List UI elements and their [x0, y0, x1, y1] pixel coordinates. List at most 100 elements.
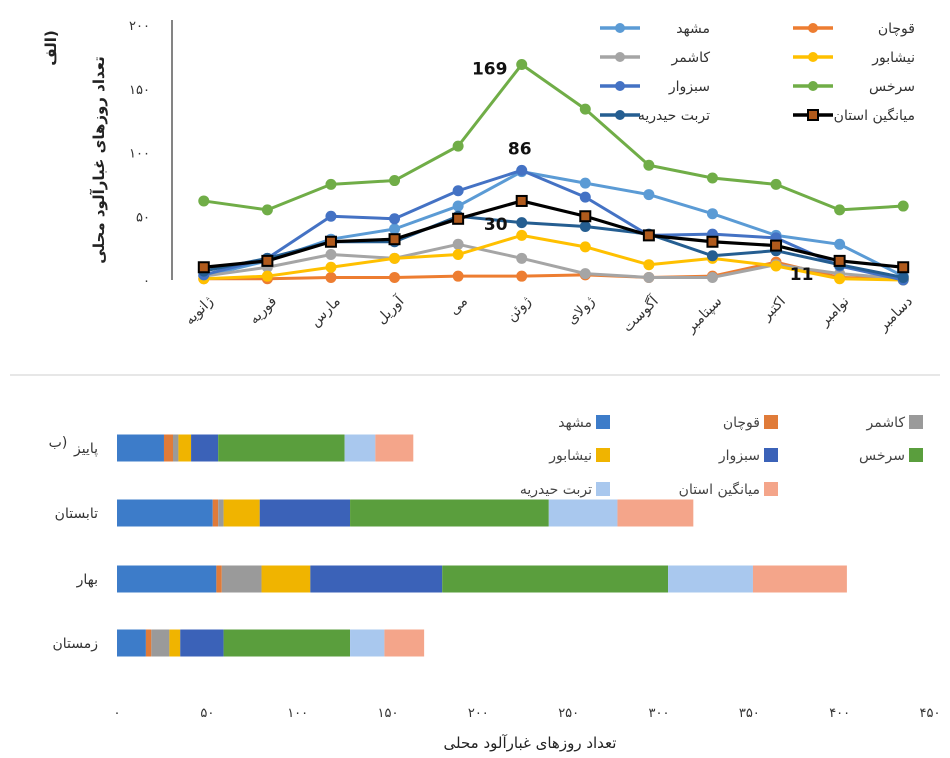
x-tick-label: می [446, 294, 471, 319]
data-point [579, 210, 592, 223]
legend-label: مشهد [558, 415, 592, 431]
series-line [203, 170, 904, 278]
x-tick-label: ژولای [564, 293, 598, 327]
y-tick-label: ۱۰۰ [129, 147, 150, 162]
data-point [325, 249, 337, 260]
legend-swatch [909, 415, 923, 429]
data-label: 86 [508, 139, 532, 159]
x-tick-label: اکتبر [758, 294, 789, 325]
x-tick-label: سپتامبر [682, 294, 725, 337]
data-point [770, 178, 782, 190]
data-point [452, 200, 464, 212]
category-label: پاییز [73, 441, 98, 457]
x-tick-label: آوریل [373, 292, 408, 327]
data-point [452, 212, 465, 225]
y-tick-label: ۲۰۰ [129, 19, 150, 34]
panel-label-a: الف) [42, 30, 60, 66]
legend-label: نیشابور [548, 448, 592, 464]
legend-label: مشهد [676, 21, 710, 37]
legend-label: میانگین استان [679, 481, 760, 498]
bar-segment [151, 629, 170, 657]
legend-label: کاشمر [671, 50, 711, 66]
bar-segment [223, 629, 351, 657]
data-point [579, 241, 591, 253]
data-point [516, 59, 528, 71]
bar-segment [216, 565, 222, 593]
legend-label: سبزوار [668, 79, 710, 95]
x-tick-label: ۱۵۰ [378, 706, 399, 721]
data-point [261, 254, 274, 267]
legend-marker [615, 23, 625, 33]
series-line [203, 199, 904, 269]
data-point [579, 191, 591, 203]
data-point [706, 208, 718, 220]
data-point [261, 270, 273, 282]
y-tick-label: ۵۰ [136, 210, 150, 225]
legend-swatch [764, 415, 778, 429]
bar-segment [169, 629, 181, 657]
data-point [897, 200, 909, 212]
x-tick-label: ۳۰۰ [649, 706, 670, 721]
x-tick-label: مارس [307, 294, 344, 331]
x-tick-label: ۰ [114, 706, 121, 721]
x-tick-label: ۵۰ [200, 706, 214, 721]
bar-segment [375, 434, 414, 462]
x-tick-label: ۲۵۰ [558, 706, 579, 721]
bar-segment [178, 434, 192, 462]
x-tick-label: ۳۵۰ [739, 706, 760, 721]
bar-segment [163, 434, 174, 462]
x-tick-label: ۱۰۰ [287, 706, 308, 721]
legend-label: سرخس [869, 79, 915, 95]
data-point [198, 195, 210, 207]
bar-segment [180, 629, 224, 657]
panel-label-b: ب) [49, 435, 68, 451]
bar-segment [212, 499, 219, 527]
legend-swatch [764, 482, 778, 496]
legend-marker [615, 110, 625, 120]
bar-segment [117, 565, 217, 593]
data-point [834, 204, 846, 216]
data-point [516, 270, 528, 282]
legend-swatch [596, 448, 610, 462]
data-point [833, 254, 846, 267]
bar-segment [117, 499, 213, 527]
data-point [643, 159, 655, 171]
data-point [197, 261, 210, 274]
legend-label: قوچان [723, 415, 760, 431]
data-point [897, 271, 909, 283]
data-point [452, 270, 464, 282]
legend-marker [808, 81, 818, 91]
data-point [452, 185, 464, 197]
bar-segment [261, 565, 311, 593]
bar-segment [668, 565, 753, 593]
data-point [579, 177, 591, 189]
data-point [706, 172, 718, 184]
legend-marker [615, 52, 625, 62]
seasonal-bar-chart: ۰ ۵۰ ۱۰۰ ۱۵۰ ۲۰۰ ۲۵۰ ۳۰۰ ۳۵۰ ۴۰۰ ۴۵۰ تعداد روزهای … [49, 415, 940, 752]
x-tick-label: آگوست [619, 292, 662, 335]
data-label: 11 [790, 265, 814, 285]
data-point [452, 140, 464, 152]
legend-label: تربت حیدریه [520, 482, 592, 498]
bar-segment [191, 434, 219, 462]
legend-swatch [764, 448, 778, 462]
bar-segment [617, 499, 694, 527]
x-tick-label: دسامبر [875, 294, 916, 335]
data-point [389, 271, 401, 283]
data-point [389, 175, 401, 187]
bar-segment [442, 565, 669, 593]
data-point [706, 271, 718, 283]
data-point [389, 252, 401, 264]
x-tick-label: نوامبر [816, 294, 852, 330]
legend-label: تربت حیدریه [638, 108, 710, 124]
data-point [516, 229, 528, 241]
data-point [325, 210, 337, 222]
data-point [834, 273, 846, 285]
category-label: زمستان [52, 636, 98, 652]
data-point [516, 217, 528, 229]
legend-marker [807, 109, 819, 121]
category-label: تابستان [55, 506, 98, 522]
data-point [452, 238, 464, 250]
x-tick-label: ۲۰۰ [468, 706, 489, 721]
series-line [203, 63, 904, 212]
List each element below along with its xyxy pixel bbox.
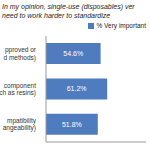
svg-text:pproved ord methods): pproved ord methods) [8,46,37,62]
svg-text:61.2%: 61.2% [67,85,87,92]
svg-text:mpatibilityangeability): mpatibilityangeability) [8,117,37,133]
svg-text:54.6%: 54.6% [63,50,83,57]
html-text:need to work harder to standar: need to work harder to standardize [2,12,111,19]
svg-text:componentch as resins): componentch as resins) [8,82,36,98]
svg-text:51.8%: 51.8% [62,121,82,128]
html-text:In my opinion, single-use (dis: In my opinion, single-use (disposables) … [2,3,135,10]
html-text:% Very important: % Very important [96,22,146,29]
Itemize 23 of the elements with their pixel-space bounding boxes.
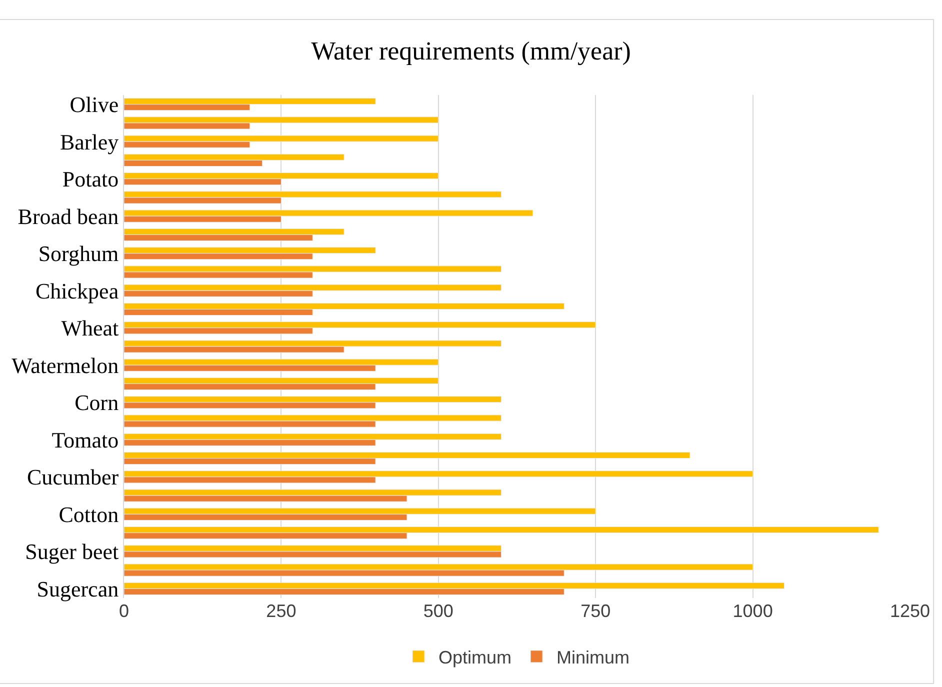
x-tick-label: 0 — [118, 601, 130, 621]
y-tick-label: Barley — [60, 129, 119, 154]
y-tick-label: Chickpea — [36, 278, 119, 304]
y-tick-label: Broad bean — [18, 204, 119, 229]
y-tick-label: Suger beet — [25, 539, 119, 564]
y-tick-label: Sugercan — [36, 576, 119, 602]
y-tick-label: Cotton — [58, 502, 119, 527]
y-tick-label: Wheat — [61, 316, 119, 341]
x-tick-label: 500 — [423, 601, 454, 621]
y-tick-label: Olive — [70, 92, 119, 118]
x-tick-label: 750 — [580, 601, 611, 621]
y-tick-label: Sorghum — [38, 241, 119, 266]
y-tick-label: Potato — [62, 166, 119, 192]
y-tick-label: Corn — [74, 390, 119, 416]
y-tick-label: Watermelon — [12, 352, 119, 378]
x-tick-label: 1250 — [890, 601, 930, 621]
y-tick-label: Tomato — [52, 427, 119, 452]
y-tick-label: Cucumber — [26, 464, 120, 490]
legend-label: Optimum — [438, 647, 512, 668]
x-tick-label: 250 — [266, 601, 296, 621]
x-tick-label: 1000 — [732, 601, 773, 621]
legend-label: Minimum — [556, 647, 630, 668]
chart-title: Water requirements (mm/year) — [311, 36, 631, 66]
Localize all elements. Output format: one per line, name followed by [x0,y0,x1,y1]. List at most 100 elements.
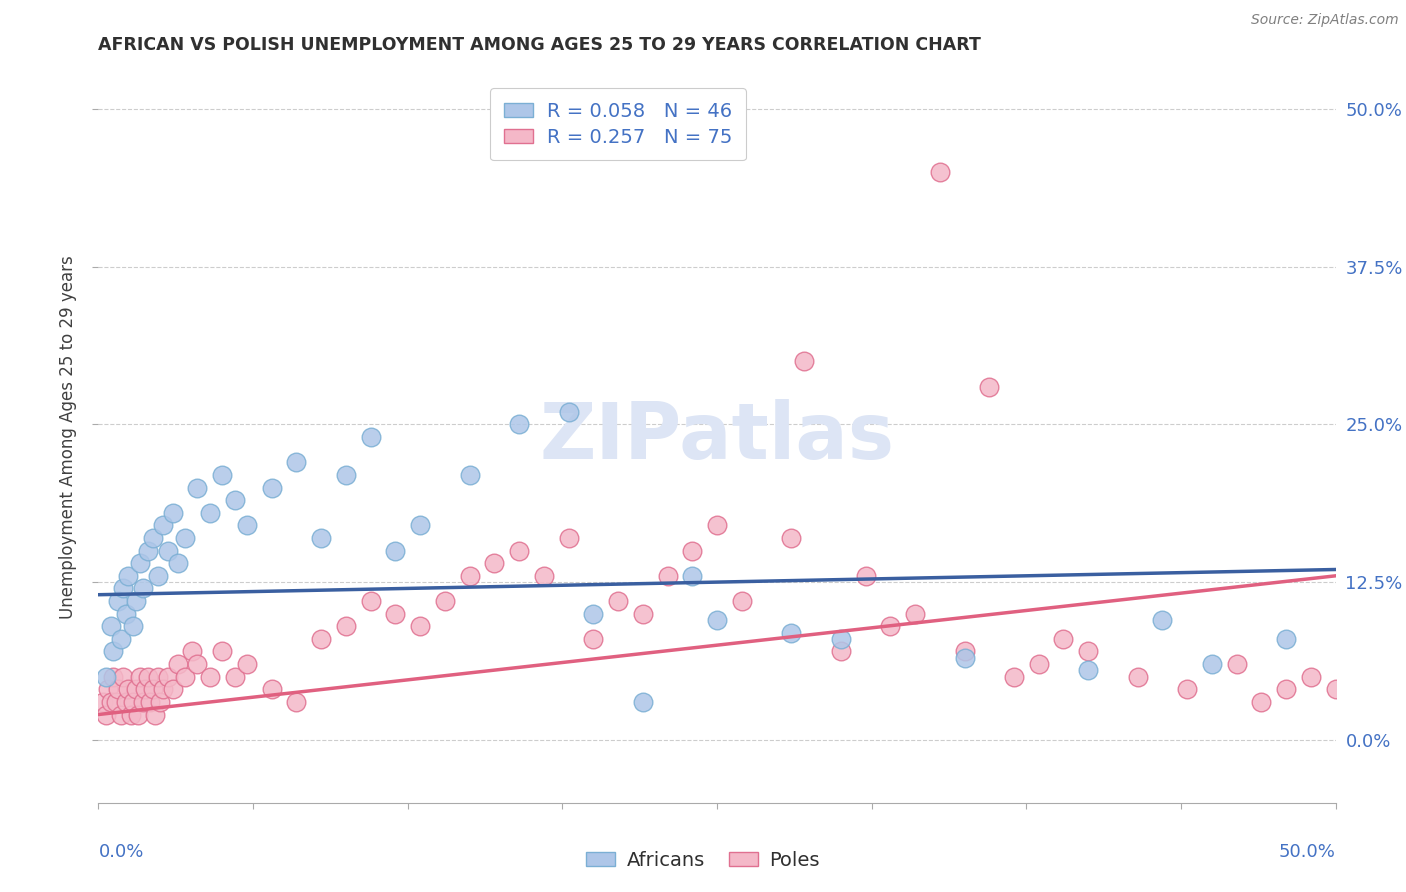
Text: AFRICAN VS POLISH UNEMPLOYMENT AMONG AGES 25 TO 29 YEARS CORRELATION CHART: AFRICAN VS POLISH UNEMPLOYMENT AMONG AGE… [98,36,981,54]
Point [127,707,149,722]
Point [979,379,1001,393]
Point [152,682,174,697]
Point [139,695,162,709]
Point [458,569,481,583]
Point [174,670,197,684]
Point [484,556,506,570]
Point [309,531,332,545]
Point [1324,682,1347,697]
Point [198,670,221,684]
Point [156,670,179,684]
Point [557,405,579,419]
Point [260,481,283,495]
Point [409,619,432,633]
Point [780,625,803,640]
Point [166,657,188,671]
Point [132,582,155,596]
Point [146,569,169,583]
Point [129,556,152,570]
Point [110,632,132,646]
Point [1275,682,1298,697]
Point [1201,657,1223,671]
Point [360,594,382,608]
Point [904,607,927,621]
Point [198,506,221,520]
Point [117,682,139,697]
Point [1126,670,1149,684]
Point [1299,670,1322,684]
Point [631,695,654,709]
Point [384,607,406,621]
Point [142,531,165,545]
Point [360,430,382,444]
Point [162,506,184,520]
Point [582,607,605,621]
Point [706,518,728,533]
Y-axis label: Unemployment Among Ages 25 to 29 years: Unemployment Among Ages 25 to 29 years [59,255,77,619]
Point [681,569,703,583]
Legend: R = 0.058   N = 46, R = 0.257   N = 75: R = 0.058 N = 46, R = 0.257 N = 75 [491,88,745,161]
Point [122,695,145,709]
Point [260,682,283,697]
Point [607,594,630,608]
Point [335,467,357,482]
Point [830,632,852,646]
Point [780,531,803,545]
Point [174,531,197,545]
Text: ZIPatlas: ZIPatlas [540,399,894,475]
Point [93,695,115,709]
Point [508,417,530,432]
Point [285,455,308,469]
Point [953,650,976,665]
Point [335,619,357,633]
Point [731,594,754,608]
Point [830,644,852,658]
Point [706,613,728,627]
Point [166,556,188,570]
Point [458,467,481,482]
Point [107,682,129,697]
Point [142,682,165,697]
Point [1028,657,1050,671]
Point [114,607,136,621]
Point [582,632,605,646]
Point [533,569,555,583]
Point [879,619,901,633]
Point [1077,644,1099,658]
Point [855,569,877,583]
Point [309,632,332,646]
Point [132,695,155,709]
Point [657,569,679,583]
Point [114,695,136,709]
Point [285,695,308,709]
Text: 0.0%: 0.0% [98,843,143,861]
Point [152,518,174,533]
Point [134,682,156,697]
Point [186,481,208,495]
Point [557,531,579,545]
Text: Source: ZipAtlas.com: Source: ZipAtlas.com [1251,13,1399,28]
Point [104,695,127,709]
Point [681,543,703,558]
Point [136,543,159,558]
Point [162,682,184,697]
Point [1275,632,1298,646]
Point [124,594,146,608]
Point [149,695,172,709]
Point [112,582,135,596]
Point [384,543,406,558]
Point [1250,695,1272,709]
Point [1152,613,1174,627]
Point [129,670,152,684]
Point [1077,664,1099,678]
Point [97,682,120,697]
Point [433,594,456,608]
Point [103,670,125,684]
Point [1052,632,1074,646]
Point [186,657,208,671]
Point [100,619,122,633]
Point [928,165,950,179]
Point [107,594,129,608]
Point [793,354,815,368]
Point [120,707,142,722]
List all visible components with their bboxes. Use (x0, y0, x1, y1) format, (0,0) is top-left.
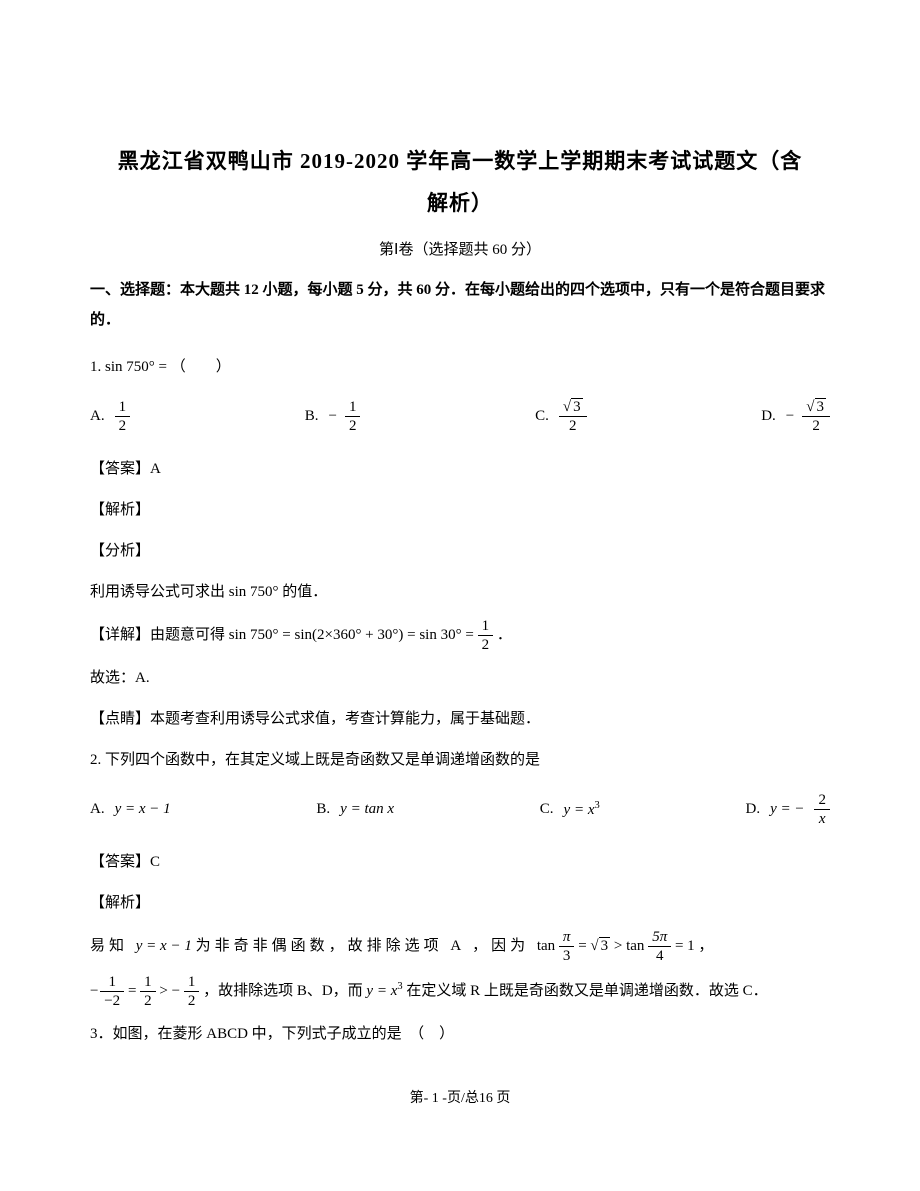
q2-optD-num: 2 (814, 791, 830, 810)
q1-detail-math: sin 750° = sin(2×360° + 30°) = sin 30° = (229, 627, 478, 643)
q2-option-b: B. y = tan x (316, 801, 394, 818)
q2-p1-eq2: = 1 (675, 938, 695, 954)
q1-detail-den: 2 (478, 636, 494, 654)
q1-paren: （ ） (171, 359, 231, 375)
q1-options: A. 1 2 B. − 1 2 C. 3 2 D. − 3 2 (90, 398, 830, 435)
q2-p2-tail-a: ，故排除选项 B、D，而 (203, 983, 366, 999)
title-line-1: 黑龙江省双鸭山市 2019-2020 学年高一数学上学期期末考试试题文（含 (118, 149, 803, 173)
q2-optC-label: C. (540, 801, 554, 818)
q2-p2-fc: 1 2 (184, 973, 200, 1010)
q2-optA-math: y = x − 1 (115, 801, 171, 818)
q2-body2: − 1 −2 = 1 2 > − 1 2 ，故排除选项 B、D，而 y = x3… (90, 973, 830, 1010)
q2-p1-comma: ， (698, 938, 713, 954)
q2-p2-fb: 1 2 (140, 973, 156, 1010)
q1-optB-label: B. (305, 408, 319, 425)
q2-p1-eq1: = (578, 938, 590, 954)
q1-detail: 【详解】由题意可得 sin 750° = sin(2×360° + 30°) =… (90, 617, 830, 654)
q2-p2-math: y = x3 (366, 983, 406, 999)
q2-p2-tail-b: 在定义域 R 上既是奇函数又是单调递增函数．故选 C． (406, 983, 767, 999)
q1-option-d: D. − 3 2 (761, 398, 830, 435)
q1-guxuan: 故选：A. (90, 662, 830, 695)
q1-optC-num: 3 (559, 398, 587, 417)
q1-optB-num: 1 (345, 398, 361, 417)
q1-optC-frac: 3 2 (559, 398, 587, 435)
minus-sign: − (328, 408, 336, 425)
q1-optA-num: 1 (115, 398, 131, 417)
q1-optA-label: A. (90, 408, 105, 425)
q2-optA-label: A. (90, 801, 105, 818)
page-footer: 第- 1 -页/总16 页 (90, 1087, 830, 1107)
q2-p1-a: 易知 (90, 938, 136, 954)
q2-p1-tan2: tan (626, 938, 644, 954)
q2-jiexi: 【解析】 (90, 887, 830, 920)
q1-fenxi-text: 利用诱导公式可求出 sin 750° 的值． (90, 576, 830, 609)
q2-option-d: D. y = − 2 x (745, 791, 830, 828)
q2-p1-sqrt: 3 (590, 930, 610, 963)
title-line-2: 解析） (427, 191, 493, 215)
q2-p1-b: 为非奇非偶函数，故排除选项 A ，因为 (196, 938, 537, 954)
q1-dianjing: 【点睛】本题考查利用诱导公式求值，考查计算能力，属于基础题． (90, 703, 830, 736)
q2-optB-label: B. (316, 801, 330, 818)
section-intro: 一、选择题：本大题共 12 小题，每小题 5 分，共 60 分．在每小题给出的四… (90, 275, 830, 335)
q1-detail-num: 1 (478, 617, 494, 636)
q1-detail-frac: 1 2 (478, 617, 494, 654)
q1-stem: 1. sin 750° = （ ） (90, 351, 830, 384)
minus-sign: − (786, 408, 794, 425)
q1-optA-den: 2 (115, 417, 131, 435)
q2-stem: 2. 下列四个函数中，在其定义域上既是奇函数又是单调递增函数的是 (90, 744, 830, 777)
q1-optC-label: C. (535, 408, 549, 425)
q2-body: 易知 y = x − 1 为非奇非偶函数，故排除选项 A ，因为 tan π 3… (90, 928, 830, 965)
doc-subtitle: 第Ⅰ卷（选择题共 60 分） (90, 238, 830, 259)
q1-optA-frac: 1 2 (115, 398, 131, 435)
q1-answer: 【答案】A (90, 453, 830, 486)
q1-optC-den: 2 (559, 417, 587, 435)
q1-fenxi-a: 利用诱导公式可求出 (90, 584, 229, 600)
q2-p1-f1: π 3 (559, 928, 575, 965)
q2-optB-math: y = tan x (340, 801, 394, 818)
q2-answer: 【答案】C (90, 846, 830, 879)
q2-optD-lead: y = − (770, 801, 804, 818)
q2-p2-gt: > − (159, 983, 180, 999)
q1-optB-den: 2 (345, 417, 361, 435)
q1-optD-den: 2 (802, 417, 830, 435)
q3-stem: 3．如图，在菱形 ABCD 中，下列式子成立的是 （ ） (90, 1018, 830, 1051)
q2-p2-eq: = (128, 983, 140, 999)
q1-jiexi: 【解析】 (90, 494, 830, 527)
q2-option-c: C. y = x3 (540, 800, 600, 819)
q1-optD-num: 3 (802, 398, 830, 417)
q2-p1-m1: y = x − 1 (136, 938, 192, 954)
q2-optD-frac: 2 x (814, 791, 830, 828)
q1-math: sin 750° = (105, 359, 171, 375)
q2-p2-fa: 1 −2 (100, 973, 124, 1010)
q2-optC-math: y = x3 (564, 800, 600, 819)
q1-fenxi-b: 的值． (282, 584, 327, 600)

*Job*
Change "data-point" to "plot-dot" wherever it appears in the part that opens with the line containing "x-tick-label: می [446, 294, 471, 319]" and closes with the line containing "x-tick-label: ۲۵۰ [558, 706, 579, 721]". Give only those lines, with nothing else altered.

*The completed task*
x-tick-label: می [446, 294, 471, 319]
plot-dot [579, 210, 592, 223]
legend-label: مشهد [558, 415, 592, 431]
series-line [203, 170, 904, 278]
x-tick-label: ژولای [564, 293, 598, 327]
y-tick-label: ۱۰۰ [129, 147, 150, 162]
plot-dot [325, 249, 337, 260]
legend-swatch [909, 415, 923, 429]
data-label: 86 [508, 139, 532, 159]
x-tick-label: اکتبر [758, 294, 789, 325]
x-tick-label: سپتامبر [682, 294, 725, 337]
plot-dot [770, 178, 782, 190]
plot-dot [452, 200, 464, 212]
category-label: پاییز [73, 441, 98, 457]
x-tick-label: آوریل [373, 292, 408, 327]
plot-dot [452, 212, 465, 225]
y-tick-label: ۲۰۰ [129, 19, 150, 34]
panel-label-a: الف) [42, 30, 60, 66]
legend-label: نیشابور [548, 448, 592, 464]
legend-label: مشهد [676, 21, 710, 37]
legend-label: میانگین استان [679, 481, 760, 498]
bar-segment [151, 629, 170, 657]
legend-label: کاشمر [671, 50, 711, 66]
bar-segment [223, 629, 351, 657]
plot-dot [579, 241, 591, 253]
plot-dot [516, 59, 528, 71]
bar-segment [216, 565, 222, 593]
legend-label: سبزوار [668, 79, 710, 95]
x-tick-label: ۱۵۰ [378, 706, 399, 721]
plot-dot [261, 254, 274, 267]
legend-marker [615, 23, 625, 33]
series-line [203, 199, 904, 269]
plot-dot [579, 191, 591, 203]
plot-dot [706, 208, 718, 220]
plot-dot [261, 270, 273, 282]
y-tick-label: ۵۰ [136, 210, 150, 225]
legend-swatch [764, 415, 778, 429]
bar-segment [169, 629, 181, 657]
plot-dot [897, 200, 909, 212]
x-tick-label: ۳۰۰ [649, 706, 670, 721]
x-tick-label: مارس [307, 294, 344, 331]
x-tick-label: ۰ [114, 706, 121, 721]
x-tick-label: ۵۰ [200, 706, 214, 721]
bar-segment [375, 434, 414, 462]
x-tick-label: ۲۵۰ [558, 706, 579, 721]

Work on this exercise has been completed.